#### EXERCISE DIRECTIONS:
Copy the items word for word, starting at the very first line and ending at the line that contains "y-tick-label: 3.4% (32, 266, 56, 278)", with both ends included.

#### AVAILABLE DATA:
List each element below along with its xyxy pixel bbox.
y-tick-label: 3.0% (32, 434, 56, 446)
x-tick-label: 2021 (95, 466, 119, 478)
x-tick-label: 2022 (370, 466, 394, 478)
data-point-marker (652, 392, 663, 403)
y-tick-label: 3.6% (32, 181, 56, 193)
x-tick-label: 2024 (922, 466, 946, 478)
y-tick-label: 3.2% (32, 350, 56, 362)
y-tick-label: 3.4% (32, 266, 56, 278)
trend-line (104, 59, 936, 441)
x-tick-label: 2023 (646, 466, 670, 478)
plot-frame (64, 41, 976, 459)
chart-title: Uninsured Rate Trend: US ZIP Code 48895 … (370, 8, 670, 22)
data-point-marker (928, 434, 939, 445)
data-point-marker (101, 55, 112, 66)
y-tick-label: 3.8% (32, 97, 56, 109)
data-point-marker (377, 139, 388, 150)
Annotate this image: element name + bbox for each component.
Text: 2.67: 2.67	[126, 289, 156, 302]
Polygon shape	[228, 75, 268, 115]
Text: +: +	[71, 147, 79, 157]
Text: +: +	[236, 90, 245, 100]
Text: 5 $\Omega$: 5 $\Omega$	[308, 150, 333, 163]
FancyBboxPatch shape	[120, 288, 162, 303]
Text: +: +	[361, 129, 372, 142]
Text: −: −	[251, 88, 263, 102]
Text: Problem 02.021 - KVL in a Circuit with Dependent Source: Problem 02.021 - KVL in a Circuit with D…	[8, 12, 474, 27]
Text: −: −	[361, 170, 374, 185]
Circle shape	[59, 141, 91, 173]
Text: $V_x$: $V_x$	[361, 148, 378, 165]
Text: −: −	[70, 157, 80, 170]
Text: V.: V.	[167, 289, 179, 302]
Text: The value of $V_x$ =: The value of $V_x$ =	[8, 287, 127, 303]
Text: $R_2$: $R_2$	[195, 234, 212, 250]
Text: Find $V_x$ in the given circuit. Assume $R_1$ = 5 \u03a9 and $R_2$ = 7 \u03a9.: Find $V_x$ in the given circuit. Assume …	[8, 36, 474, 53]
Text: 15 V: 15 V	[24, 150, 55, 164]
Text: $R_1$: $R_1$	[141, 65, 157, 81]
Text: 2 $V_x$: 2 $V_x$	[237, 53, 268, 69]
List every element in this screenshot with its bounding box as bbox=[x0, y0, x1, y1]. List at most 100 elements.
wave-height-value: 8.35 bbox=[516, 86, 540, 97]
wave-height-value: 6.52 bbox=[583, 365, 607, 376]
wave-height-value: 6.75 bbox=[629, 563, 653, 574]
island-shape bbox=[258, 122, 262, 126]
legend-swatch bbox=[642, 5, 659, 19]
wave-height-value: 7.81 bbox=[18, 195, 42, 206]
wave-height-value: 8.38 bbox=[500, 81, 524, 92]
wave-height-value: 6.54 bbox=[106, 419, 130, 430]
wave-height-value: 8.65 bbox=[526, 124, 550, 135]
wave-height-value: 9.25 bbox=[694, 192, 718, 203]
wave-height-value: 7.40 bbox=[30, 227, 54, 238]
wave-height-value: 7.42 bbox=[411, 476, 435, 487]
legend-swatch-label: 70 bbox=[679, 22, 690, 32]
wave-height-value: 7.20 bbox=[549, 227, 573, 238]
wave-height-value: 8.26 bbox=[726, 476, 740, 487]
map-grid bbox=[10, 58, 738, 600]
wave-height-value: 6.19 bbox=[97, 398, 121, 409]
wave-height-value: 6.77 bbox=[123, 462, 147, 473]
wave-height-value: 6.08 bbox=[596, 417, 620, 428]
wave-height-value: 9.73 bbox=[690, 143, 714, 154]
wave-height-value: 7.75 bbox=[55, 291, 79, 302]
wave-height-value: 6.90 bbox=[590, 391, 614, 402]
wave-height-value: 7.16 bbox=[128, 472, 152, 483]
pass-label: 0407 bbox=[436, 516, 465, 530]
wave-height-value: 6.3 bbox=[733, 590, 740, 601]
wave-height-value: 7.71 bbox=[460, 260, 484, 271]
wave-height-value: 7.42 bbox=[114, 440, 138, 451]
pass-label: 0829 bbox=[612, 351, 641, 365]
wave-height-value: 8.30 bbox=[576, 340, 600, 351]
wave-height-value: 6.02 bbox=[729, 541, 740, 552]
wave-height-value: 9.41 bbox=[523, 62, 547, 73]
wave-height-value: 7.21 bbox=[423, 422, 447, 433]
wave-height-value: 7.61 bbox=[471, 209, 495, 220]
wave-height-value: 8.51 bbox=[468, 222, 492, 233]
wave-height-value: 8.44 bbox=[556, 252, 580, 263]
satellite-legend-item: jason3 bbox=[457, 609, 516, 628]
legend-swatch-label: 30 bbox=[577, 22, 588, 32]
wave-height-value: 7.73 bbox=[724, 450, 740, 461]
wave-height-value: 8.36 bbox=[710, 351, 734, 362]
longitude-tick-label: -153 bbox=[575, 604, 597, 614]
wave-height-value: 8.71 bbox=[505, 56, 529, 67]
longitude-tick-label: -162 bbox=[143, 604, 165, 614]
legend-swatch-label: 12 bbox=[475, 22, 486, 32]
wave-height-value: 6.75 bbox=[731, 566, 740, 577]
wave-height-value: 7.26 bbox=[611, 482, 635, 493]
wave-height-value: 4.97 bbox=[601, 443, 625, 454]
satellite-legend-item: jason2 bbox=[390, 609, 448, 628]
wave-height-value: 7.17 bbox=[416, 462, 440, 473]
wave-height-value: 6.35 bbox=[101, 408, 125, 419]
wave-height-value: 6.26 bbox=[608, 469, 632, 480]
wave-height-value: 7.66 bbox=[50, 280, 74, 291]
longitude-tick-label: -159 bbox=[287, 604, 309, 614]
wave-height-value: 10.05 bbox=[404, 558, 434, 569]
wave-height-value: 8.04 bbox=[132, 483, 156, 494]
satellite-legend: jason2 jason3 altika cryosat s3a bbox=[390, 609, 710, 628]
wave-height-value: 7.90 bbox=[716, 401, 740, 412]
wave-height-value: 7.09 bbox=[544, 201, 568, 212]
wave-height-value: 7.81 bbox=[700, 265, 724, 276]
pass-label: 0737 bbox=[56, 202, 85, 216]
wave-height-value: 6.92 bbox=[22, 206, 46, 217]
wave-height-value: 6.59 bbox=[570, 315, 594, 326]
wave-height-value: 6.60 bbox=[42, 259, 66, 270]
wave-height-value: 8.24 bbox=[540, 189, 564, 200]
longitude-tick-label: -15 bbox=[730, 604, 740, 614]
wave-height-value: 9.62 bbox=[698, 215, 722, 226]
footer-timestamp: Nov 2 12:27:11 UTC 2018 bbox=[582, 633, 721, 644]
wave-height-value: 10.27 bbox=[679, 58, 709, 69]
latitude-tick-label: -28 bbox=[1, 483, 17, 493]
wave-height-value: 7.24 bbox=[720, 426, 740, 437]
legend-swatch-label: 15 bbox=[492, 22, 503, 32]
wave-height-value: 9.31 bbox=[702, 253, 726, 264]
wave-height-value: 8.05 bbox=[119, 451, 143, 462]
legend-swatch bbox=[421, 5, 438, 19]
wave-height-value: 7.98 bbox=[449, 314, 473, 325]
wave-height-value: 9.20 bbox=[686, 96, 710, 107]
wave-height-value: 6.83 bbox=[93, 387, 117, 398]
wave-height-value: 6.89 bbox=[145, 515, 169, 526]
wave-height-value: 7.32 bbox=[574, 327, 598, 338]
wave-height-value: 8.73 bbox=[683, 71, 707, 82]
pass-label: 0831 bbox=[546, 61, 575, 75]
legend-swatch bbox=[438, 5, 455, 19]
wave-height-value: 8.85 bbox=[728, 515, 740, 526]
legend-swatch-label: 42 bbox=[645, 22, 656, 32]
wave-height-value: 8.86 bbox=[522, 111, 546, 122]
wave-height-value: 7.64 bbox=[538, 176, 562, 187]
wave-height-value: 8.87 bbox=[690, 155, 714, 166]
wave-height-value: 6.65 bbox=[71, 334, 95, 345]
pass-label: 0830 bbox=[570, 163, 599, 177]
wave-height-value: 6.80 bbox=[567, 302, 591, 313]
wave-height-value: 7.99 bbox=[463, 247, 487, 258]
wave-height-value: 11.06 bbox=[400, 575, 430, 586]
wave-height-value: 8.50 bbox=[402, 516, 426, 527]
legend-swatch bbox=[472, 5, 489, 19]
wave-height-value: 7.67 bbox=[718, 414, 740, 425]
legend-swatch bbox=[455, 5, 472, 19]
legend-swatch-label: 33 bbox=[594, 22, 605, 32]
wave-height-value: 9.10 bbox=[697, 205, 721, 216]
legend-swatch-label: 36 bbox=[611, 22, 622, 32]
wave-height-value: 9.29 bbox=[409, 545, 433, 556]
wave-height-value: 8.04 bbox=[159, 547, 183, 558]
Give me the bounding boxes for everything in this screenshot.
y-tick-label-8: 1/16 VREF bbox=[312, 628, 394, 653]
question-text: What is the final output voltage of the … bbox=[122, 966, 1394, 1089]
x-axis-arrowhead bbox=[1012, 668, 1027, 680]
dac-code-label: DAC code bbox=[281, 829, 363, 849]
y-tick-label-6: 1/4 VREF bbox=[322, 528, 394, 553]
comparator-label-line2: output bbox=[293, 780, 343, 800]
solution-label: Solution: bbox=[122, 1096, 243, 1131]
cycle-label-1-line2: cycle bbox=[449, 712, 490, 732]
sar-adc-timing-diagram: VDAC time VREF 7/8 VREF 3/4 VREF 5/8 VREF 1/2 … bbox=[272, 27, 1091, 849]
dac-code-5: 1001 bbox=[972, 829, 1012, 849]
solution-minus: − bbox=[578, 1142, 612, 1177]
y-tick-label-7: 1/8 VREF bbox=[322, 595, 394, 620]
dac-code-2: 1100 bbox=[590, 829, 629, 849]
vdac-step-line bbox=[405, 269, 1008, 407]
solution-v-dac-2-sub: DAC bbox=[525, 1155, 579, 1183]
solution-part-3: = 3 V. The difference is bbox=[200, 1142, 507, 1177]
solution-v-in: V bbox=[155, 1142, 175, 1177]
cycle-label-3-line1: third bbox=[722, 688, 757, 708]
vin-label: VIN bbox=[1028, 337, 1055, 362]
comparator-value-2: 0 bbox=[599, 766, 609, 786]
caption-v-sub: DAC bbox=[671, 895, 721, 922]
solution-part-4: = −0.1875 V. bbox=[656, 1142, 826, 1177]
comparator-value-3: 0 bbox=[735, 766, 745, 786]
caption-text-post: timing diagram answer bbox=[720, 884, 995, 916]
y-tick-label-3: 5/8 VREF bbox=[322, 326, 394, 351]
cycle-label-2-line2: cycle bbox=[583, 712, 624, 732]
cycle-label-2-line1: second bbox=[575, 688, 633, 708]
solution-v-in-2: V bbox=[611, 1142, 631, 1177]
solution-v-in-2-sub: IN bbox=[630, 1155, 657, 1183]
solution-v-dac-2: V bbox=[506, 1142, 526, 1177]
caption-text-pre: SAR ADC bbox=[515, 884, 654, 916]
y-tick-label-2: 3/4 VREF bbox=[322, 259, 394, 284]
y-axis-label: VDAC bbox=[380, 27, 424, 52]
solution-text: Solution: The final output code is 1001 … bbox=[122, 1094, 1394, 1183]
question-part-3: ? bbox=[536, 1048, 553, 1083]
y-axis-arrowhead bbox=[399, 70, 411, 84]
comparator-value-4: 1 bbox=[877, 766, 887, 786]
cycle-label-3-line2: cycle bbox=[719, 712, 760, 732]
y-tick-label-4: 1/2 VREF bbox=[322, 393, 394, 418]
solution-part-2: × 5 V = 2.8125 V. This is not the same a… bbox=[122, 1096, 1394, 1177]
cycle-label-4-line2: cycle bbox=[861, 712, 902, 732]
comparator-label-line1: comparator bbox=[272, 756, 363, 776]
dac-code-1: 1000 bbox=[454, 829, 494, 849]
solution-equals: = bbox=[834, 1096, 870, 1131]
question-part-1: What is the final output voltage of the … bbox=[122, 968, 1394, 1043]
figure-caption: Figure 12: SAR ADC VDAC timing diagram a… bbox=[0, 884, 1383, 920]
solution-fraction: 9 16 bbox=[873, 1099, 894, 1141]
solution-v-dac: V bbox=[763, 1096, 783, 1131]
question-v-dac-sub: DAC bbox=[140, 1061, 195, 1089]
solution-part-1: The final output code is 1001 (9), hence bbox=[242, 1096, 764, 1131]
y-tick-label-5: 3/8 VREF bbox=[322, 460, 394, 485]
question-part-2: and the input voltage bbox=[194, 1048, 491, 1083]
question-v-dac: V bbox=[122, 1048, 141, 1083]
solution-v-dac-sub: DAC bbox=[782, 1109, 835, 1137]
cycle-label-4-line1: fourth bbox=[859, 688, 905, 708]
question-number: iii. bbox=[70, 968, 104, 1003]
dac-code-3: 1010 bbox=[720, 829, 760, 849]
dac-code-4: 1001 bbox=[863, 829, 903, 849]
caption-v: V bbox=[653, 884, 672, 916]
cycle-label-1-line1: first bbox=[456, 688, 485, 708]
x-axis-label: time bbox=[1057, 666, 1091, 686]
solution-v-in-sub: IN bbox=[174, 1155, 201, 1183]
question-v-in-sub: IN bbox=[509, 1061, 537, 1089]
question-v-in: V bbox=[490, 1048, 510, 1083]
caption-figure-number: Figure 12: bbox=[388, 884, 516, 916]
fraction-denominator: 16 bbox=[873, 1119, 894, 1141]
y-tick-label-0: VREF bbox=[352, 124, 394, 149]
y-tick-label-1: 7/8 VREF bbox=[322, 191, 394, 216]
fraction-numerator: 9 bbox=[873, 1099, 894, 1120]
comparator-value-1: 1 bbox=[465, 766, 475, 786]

#### SOLUTION:
List each element below along with its xyxy pixel bbox.
y-tick-label: 3.0% (32, 434, 56, 446)
x-tick-label: 2021 (95, 466, 119, 478)
x-tick-label: 2022 (370, 466, 394, 478)
data-point-marker (652, 392, 663, 403)
y-tick-label: 3.6% (32, 181, 56, 193)
x-tick-label: 2024 (922, 466, 946, 478)
y-tick-label: 3.2% (32, 350, 56, 362)
y-tick-label: 3.4% (32, 266, 56, 278)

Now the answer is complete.